- What is expected
Gather every line in the records below that contains the word "image".
————
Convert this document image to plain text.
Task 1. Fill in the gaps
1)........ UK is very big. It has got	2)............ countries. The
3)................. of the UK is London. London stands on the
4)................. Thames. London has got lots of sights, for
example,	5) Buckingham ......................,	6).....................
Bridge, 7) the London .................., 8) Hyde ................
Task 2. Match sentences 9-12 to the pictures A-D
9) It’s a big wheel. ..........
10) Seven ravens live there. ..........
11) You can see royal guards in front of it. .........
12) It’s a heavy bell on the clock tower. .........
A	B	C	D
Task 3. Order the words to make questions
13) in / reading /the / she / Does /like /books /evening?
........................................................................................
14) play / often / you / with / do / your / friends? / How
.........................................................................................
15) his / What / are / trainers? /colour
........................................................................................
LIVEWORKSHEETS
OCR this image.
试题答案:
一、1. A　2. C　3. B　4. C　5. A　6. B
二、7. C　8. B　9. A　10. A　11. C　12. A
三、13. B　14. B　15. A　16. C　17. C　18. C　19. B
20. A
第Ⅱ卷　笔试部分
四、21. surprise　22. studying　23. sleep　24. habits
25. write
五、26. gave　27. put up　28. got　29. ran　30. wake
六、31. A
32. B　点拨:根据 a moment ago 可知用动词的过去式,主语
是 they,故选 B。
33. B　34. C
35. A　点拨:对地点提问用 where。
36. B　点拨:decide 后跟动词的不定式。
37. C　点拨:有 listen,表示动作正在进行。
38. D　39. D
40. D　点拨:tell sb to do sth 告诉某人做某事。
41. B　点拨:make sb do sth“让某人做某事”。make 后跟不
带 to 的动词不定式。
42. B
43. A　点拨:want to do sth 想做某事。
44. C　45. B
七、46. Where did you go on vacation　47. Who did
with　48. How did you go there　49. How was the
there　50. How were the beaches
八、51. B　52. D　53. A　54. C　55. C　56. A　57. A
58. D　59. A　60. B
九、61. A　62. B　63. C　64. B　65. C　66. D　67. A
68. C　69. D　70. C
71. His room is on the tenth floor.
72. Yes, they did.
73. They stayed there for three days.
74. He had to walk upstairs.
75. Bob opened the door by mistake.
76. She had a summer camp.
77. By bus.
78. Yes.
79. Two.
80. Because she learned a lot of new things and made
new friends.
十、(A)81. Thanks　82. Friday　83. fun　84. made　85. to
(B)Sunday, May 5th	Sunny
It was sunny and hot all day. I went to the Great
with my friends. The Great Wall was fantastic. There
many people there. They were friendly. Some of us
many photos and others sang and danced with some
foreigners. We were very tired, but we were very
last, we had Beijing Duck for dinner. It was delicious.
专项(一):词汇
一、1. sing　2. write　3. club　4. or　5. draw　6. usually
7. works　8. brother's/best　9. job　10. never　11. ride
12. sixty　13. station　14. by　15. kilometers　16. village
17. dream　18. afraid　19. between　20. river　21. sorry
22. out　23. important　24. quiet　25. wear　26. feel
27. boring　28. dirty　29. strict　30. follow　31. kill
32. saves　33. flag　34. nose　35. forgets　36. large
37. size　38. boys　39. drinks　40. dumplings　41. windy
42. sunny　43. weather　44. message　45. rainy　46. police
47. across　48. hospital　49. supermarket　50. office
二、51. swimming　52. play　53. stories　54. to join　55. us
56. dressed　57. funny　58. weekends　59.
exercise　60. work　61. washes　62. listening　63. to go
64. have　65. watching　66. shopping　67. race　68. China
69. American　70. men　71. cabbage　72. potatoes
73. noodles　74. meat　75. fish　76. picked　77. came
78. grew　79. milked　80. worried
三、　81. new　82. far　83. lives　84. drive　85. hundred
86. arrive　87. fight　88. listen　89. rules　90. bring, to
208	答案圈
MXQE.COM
————
- Result of this exercise
Convert this document image to plain text.
OCR this image.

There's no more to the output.